Scan the records below. List lines holding "neutrino".
##############################
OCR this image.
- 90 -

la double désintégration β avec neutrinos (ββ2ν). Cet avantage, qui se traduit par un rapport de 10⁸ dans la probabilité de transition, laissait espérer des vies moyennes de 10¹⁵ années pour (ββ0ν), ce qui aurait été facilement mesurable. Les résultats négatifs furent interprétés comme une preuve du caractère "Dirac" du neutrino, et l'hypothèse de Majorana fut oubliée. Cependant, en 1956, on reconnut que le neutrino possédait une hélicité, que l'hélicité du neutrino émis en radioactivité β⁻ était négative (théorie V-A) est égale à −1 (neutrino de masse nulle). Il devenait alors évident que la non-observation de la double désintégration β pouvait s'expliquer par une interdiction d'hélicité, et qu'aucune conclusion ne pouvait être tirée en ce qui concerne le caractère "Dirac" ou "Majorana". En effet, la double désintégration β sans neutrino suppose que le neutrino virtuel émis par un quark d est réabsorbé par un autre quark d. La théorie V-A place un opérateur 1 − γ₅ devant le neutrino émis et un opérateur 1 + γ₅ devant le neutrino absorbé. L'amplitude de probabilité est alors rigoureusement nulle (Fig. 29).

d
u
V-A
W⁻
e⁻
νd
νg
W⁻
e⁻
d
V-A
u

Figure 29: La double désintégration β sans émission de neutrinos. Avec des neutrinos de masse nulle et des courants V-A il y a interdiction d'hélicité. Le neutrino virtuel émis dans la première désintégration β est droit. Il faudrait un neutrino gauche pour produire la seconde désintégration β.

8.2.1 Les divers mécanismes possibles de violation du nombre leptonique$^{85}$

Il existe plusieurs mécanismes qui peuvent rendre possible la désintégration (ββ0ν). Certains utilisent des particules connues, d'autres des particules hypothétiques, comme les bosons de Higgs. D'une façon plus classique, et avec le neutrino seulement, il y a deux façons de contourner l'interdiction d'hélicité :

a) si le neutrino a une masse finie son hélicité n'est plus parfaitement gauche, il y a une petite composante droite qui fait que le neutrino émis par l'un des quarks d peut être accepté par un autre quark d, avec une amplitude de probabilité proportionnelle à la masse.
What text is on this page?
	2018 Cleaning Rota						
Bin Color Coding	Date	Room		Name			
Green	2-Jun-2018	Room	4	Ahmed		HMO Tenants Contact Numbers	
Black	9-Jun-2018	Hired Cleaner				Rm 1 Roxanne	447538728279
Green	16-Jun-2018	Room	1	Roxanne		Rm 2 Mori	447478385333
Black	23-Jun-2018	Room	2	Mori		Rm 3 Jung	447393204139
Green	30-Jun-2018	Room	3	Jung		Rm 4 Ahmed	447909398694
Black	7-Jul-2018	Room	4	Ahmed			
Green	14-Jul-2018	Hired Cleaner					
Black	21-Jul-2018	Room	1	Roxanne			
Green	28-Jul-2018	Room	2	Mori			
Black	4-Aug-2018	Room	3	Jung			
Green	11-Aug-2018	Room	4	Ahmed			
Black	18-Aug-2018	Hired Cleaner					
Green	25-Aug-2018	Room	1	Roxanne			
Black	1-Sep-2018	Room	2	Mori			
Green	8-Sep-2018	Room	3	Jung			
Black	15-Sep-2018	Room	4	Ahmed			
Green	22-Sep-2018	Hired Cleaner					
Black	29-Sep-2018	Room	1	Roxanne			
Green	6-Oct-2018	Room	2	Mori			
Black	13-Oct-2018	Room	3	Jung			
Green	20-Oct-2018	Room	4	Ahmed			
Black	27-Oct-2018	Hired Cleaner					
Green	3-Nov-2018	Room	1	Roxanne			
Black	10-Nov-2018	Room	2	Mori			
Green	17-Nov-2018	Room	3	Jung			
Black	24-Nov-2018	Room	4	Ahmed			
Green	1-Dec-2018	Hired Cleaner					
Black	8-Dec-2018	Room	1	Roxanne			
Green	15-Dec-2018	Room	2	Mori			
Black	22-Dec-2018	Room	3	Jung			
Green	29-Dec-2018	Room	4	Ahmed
##############################
> [RESULT OF THE TASK]
la double désintégration β avec neutrinos (ββ2ν). Cet avantage, qui se traduit par un rapport de 10⁸ dans la probabilité de transition, laissait espérer des vies moyennes de 10¹⁵ années pour (ββ0ν), ce qui aurait été facilement mesurable. Les résultats négatifs furent interprétés comme une preuve du caractère "Dirac" du neutrino, et l'hypothèse de Majorana fut oubliée. Cependant, en 1956, on reconnut que le neutrino possédait une hélicité, que l'hélicité du neutrino émis en radioactivité β⁻ était négative (théorie V-A) est égale à −1 (neutrino de masse nulle). Il devenait alors évident que la non-observation de la double désintégration β pouvait s'expliquer par une interdiction d'hélicité, et qu'aucune conclusion ne pouvait être tirée en ce qui concerne le caractère "Dirac" ou "Majorana". En effet, la double désintégration β sans neutrino suppose que le neutrino virtuel émis par un quark d est réabsorbé par un autre quark d. La théorie V-A place un opérateur 1 − γ₅ devant le neutrino émis et un opérateur 1 + γ₅ devant le neutrino absorbé. L'amplitude de probabilité est alors rigoureusement nulle (Fig. 29).
Figure 29: La double désintégration β sans émission de neutrinos. Avec des neutrinos de masse nulle et des courants V-A il y a interdiction d'hélicité. Le neutrino virtuel émis dans la première désintégration β est droit. Il faudrait un neutrino gauche pour produire la seconde désintégration β.
Il existe plusieurs mécanismes qui peuvent rendre possible la désintégration (ββ0ν). Certains utilisent des particules connues, d'autres des particules hypothétiques, comme les bosons de Higgs. D'une façon plus classique, et avec le neutrino seulement, il y a deux façons de contourner l'interdiction d'hélicité :
a) si le neutrino a une masse finie son hélicité n'est plus parfaitement gauche, il y a une petite composante droite qui fait que le neutrino émis par l'un des quarks d peut être accepté par un autre quark d, avec une amplitude de probabilité proportionnelle à la masse.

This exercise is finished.